TASK OBJECTIVE: Repeat, line for line, the entries printed below.

DATASET EXTRACT:
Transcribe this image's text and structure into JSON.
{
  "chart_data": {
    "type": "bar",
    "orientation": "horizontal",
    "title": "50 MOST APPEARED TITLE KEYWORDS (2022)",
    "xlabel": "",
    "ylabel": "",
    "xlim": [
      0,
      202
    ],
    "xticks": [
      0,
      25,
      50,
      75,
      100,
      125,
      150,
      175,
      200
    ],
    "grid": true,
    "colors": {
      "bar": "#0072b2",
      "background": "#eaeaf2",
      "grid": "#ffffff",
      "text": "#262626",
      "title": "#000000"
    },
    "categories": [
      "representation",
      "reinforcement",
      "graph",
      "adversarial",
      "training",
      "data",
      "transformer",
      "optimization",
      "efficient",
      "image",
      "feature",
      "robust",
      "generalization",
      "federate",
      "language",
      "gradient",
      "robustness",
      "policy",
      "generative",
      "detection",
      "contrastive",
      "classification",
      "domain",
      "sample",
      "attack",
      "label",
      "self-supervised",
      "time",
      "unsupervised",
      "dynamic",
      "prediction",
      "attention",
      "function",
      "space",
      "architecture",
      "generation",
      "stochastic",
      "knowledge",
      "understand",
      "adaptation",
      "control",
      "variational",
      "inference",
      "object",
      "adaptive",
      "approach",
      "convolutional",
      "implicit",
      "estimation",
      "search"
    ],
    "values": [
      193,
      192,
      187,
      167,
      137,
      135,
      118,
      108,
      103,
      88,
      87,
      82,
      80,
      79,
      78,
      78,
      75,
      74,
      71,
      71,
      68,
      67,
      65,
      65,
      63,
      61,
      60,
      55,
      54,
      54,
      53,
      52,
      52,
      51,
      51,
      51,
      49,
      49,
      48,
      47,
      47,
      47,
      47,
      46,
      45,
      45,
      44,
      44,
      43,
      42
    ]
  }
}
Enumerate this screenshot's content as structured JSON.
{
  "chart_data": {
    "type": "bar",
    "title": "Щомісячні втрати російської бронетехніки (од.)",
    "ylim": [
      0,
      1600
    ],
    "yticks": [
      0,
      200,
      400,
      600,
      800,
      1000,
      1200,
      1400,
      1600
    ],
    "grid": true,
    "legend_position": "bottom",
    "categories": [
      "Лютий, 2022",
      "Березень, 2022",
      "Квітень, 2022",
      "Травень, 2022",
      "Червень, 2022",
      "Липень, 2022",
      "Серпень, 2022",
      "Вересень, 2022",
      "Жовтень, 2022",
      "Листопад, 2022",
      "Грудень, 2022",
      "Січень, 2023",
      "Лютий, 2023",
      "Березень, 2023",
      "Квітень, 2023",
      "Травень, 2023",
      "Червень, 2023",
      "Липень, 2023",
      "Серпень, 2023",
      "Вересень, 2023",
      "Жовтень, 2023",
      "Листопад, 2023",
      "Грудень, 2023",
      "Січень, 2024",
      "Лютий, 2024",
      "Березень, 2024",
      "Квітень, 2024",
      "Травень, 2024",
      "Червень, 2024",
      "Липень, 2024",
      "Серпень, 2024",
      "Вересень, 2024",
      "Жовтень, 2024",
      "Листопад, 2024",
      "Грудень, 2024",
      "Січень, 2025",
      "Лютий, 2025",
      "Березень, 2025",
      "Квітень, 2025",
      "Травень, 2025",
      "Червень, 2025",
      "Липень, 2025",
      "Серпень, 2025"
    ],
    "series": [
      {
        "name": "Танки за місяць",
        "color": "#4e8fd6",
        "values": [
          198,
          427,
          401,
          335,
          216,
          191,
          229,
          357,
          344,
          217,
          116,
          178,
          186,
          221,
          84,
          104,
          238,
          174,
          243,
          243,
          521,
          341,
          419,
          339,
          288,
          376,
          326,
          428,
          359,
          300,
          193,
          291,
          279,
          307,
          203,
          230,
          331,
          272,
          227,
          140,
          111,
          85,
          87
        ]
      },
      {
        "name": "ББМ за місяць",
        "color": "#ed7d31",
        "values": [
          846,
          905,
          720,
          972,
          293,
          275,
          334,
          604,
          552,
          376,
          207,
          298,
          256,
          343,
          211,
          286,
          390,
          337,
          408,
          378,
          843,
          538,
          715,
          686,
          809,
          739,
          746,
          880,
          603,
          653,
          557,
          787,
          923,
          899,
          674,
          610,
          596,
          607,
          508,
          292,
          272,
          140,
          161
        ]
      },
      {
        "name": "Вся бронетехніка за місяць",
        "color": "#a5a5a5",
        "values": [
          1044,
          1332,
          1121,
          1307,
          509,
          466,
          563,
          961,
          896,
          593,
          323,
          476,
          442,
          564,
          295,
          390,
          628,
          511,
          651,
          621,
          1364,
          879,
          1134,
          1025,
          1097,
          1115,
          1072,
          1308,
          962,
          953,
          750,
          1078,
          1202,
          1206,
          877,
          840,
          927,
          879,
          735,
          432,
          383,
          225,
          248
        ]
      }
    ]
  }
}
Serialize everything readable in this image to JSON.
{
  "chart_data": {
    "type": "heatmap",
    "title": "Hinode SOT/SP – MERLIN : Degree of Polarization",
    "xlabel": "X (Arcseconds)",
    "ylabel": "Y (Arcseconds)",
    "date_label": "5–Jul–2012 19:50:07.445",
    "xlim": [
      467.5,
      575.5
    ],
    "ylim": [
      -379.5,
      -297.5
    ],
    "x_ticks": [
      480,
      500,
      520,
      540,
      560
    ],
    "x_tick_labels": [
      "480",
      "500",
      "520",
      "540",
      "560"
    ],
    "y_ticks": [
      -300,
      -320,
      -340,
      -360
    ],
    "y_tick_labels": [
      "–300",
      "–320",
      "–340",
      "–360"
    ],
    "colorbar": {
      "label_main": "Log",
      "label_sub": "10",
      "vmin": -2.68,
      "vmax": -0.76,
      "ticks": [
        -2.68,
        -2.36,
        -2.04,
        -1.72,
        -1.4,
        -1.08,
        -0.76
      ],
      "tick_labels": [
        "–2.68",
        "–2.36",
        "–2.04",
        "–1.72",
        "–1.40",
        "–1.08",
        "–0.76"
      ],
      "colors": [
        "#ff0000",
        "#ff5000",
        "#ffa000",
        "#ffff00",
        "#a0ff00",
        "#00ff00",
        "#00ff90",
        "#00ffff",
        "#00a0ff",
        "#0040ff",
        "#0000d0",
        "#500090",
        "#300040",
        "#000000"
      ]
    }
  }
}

SOLUTION TO THIS TASK:
Transcribe this image's text and structure into JSON.
{
  "chart_data": {
    "type": "bar",
    "orientation": "horizontal",
    "title": "50 MOST APPEARED TITLE KEYWORDS (2022)",
    "xlabel": "",
    "ylabel": "",
    "xlim": [
      0,
      202
    ],
    "xticks": [
      0,
      25,
      50,
      75,
      100,
      125,
      150,
      175,
      200
    ],
    "grid": true,
    "colors": {
      "bar": "#0072b2",
      "background": "#eaeaf2",
      "grid": "#ffffff",
      "text": "#262626",
      "title": "#000000"
    },
    "categories": [
      "representation",
      "reinforcement",
      "graph",
      "adversarial",
      "training",
      "data",
      "transformer",
      "optimization",
      "efficient",
      "image",
      "feature",
      "robust",
      "generalization",
      "federate",
      "language",
      "gradient",
      "robustness",
      "policy",
      "generative",
      "detection",
      "contrastive",
      "classification",
      "domain",
      "sample",
      "attack",
      "label",
      "self-supervised",
      "time",
      "unsupervised",
      "dynamic",
      "prediction",
      "attention",
      "function",
      "space",
      "architecture",
      "generation",
      "stochastic",
      "knowledge",
      "understand",
      "adaptation",
      "control",
      "variational",
      "inference",
      "object",
      "adaptive",
      "approach",
      "convolutional",
      "implicit",
      "estimation",
      "search"
    ],
    "values": [
      193,
      192,
      187,
      167,
      137,
      135,
      118,
      108,
      103,
      88,
      87,
      82,
      80,
      79,
      78,
      78,
      75,
      74,
      71,
      71,
      68,
      67,
      65,
      65,
      63,
      61,
      60,
      55,
      54,
      54,
      53,
      52,
      52,
      51,
      51,
      51,
      49,
      49,
      48,
      47,
      47,
      47,
      47,
      46,
      45,
      45,
      44,
      44,
      43,
      42
    ]
  }
}
Enumerate this screenshot's content as structured JSON.
{
  "chart_data": {
    "type": "bar",
    "title": "Щомісячні втрати російської бронетехніки (од.)",
    "ylim": [
      0,
      1600
    ],
    "yticks": [
      0,
      200,
      400,
      600,
      800,
      1000,
      1200,
      1400,
      1600
    ],
    "grid": true,
    "legend_position": "bottom",
    "categories": [
      "Лютий, 2022",
      "Березень, 2022",
      "Квітень, 2022",
      "Травень, 2022",
      "Червень, 2022",
      "Липень, 2022",
      "Серпень, 2022",
      "Вересень, 2022",
      "Жовтень, 2022",
      "Листопад, 2022",
      "Грудень, 2022",
      "Січень, 2023",
      "Лютий, 2023",
      "Березень, 2023",
      "Квітень, 2023",
      "Травень, 2023",
      "Червень, 2023",
      "Липень, 2023",
      "Серпень, 2023",
      "Вересень, 2023",
      "Жовтень, 2023",
      "Листопад, 2023",
      "Грудень, 2023",
      "Січень, 2024",
      "Лютий, 2024",
      "Березень, 2024",
      "Квітень, 2024",
      "Травень, 2024",
      "Червень, 2024",
      "Липень, 2024",
      "Серпень, 2024",
      "Вересень, 2024",
      "Жовтень, 2024",
      "Листопад, 2024",
      "Грудень, 2024",
      "Січень, 2025",
      "Лютий, 2025",
      "Березень, 2025",
      "Квітень, 2025",
      "Травень, 2025",
      "Червень, 2025",
      "Липень, 2025",
      "Серпень, 2025"
    ],
    "series": [
      {
        "name": "Танки за місяць",
        "color": "#4e8fd6",
        "values": [
          198,
          427,
          401,
          335,
          216,
          191,
          229,
          357,
          344,
          217,
          116,
          178,
          186,
          221,
          84,
          104,
          238,
          174,
          243,
          243,
          521,
          341,
          419,
          339,
          288,
          376,
          326,
          428,
          359,
          300,
          193,
          291,
          279,
          307,
          203,
          230,
          331,
          272,
          227,
          140,
          111,
          85,
          87
        ]
      },
      {
        "name": "ББМ за місяць",
        "color": "#ed7d31",
        "values": [
          846,
          905,
          720,
          972,
          293,
          275,
          334,
          604,
          552,
          376,
          207,
          298,
          256,
          343,
          211,
          286,
          390,
          337,
          408,
          378,
          843,
          538,
          715,
          686,
          809,
          739,
          746,
          880,
          603,
          653,
          557,
          787,
          923,
          899,
          674,
          610,
          596,
          607,
          508,
          292,
          272,
          140,
          161
        ]
      },
      {
        "name": "Вся бронетехніка за місяць",
        "color": "#a5a5a5",
        "values": [
          1044,
          1332,
          1121,
          1307,
          509,
          466,
          563,
          961,
          896,
          593,
          323,
          476,
          442,
          564,
          295,
          390,
          628,
          511,
          651,
          621,
          1364,
          879,
          1134,
          1025,
          1097,
          1115,
          1072,
          1308,
          962,
          953,
          750,
          1078,
          1202,
          1206,
          877,
          840,
          927,
          879,
          735,
          432,
          383,
          225,
          248
        ]
      }
    ]
  }
}
Serialize everything readable in this image to JSON.
{
  "chart_data": {
    "type": "heatmap",
    "title": "Hinode SOT/SP – MERLIN : Degree of Polarization",
    "xlabel": "X (Arcseconds)",
    "ylabel": "Y (Arcseconds)",
    "date_label": "5–Jul–2012 19:50:07.445",
    "xlim": [
      467.5,
      575.5
    ],
    "ylim": [
      -379.5,
      -297.5
    ],
    "x_ticks": [
      480,
      500,
      520,
      540,
      560
    ],
    "x_tick_labels": [
      "480",
      "500",
      "520",
      "540",
      "560"
    ],
    "y_ticks": [
      -300,
      -320,
      -340,
      -360
    ],
    "y_tick_labels": [
      "–300",
      "–320",
      "–340",
      "–360"
    ],
    "colorbar": {
      "label_main": "Log",
      "label_sub": "10",
      "vmin": -2.68,
      "vmax": -0.76,
      "ticks": [
        -2.68,
        -2.36,
        -2.04,
        -1.72,
        -1.4,
        -1.08,
        -0.76
      ],
      "tick_labels": [
        "–2.68",
        "–2.36",
        "–2.04",
        "–1.72",
        "–1.40",
        "–1.08",
        "–0.76"
      ],
      "colors": [
        "#ff0000",
        "#ff5000",
        "#ffa000",
        "#ffff00",
        "#a0ff00",
        "#00ff00",
        "#00ff90",
        "#00ffff",
        "#00a0ff",
        "#0040ff",
        "#0000d0",
        "#500090",
        "#300040",
        "#000000"
      ]
    }
  }
}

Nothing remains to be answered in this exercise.